→ To be done
Find the word "point" in the data. Return every line where it appears.

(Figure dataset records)
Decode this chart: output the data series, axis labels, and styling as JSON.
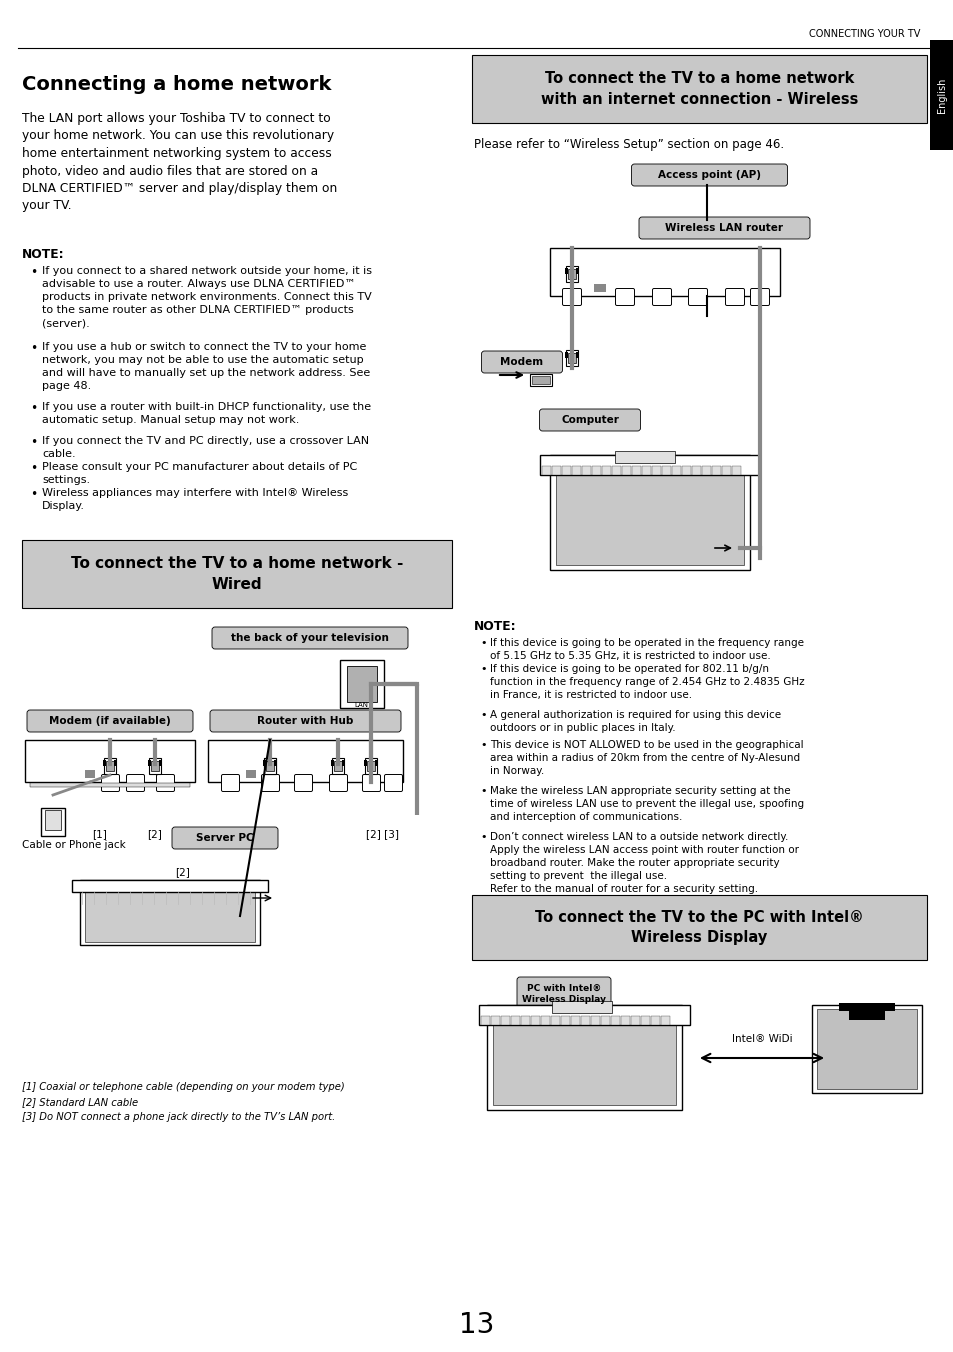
{
  "bg_color": "#ffffff",
  "page_width": 9.54,
  "page_height": 13.52,
  "dpi": 100,
  "header_text": "CONNECTING YOUR TV",
  "english_tab_text": "English",
  "title": "Connecting a home network",
  "intro_text": "The LAN port allows your Toshiba TV to connect to\nyour home network. You can use this revolutionary\nhome entertainment networking system to access\nphoto, video and audio files that are stored on a\nDLNA CERTIFIED™ server and play/display them on\nyour TV.",
  "note_label": "NOTE:",
  "note_items_formatted": [
    "If you connect to a shared network outside your home, it is\nadvisable to use a router. Always use DLNA CERTIFIED™\nproducts in private network environments. Connect this TV\nto the same router as other DLNA CERTIFIED™ products\n(server).",
    "If you use a hub or switch to connect the TV to your home\nnetwork, you may not be able to use the automatic setup\nand will have to manually set up the network address. See\npage 48.",
    "If you use a router with built-in DHCP functionality, use the\nautomatic setup. Manual setup may not work.",
    "If you connect the TV and PC directly, use a crossover LAN\ncable.",
    "Please consult your PC manufacturer about details of PC\nsettings.",
    "Wireless appliances may interfere with Intel® Wireless\nDisplay."
  ],
  "wired_box_title": "To connect the TV to a home network -\nWired",
  "wired_caption_back": "the back of your television",
  "wired_label_modem": "Modem (if available)",
  "wired_label_router": "Router with Hub",
  "wired_label_server": "Server PC",
  "wired_label_jack": "Cable or Phone jack",
  "wired_footnotes": [
    "[1] Coaxial or telephone cable (depending on your modem type)",
    "[2] Standard LAN cable",
    "[3] Do NOT connect a phone jack directly to the TV’s LAN port."
  ],
  "wireless_box_title": "To connect the TV to a home network\nwith an internet connection - Wireless",
  "wireless_refer": "Please refer to “Wireless Setup” section on page 46.",
  "wireless_label_ap": "Access point (AP)",
  "wireless_label_router": "Wireless LAN router",
  "wireless_label_modem": "Modem",
  "wireless_label_computer": "Computer",
  "wireless_note_label": "NOTE:",
  "wireless_note_items": [
    "If this device is going to be operated in the frequency range\nof 5.15 GHz to 5.35 GHz, it is restricted to indoor use.",
    "If this device is going to be operated for 802.11 b/g/n\nfunction in the frequency range of 2.454 GHz to 2.4835 GHz\nin France, it is restricted to indoor use.",
    "A general authorization is required for using this device\noutdoors or in public places in Italy.",
    "This device is NOT ALLOWED to be used in the geographical\narea within a radius of 20km from the centre of Ny-Alesund\nin Norway.",
    "Make the wireless LAN appropriate security setting at the\ntime of wireless LAN use to prevent the illegal use, spoofing\nand interception of communications.",
    "Don’t connect wireless LAN to a outside network directly.\nApply the wireless LAN access point with router function or\nbroadband router. Make the router appropriate security\nsetting to prevent  the illegal use.\nRefer to the manual of router for a security setting."
  ],
  "intel_box_title": "To connect the TV to the PC with Intel®\nWireless Display",
  "intel_label": "PC with Intel®\nWireless Display",
  "intel_widi": "Intel® WiDi",
  "page_number": "13",
  "gray_box_color": "#c8c8c8",
  "label_bg_color": "#c8c8c8",
  "cable_color": "#888888",
  "port_color": "#aaaaaa"
}
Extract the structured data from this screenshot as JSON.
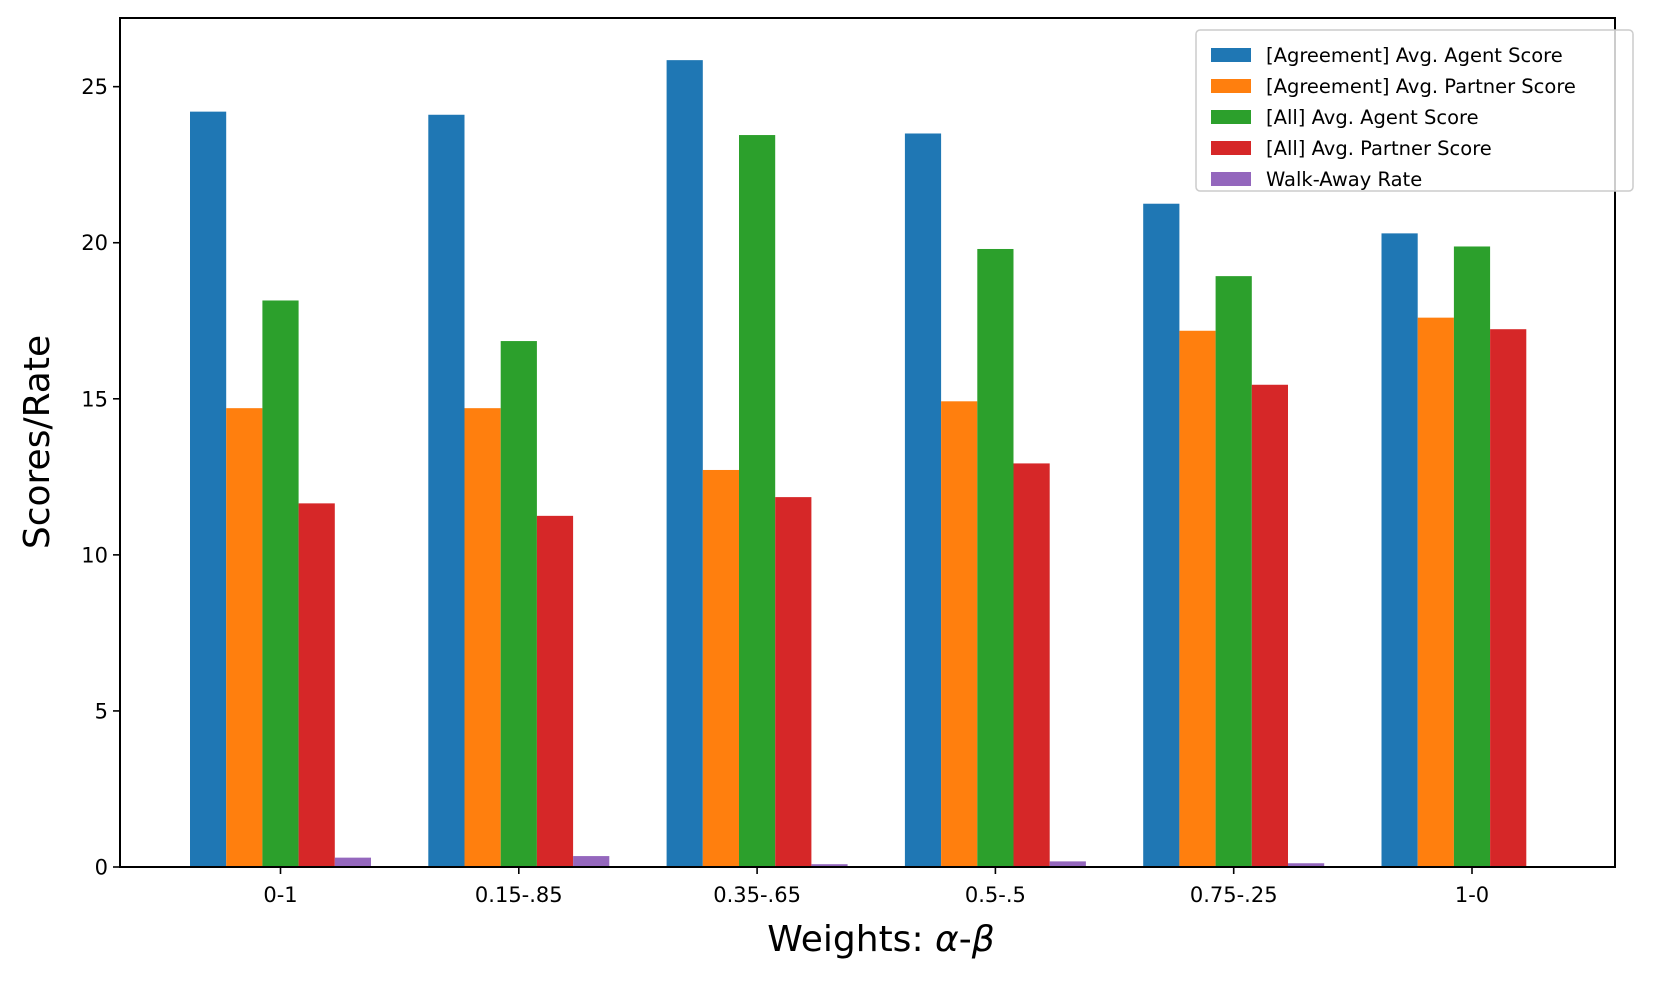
{
  "chart_data": {
    "type": "bar",
    "title": "",
    "xlabel_prefix": "Weights: ",
    "xlabel_alpha": "α",
    "xlabel_dash": "-",
    "xlabel_beta": "β",
    "ylabel": "Scores/Rate",
    "ylim": [
      0,
      27.2
    ],
    "yticks": [
      0,
      5,
      10,
      15,
      20,
      25
    ],
    "grid": false,
    "legend_position": "top-right",
    "categories": [
      "0-1",
      "0.15-.85",
      "0.35-.65",
      "0.5-.5",
      "0.75-.25",
      "1-0"
    ],
    "series": [
      {
        "name": "[Agreement] Avg. Agent Score",
        "color": "#1f77b4",
        "values": [
          24.2,
          24.1,
          25.85,
          23.5,
          21.25,
          20.3
        ]
      },
      {
        "name": "[Agreement] Avg. Partner Score",
        "color": "#ff7f0e",
        "values": [
          14.7,
          14.7,
          12.72,
          14.92,
          17.18,
          17.6
        ]
      },
      {
        "name": "[All] Avg. Agent Score",
        "color": "#2ca02c",
        "values": [
          18.15,
          16.85,
          23.45,
          19.8,
          18.93,
          19.88
        ]
      },
      {
        "name": "[All] Avg. Partner Score",
        "color": "#d62728",
        "values": [
          11.65,
          11.25,
          11.85,
          12.93,
          15.45,
          17.23
        ]
      },
      {
        "name": "Walk-Away Rate",
        "color": "#9467bd",
        "values": [
          0.3,
          0.35,
          0.09,
          0.18,
          0.12,
          0.0
        ]
      }
    ]
  }
}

→ Expected output
  "wireless_label_ap": "Access point (AP)",
    "Don’t connect wireless LAN to a outside network directly.\nApply the wireless LAN access point with router function or\nbroadband router. Make the router appropriate security\nsetting to prevent  the illegal use.\nRefer to the manual of router for a security setting."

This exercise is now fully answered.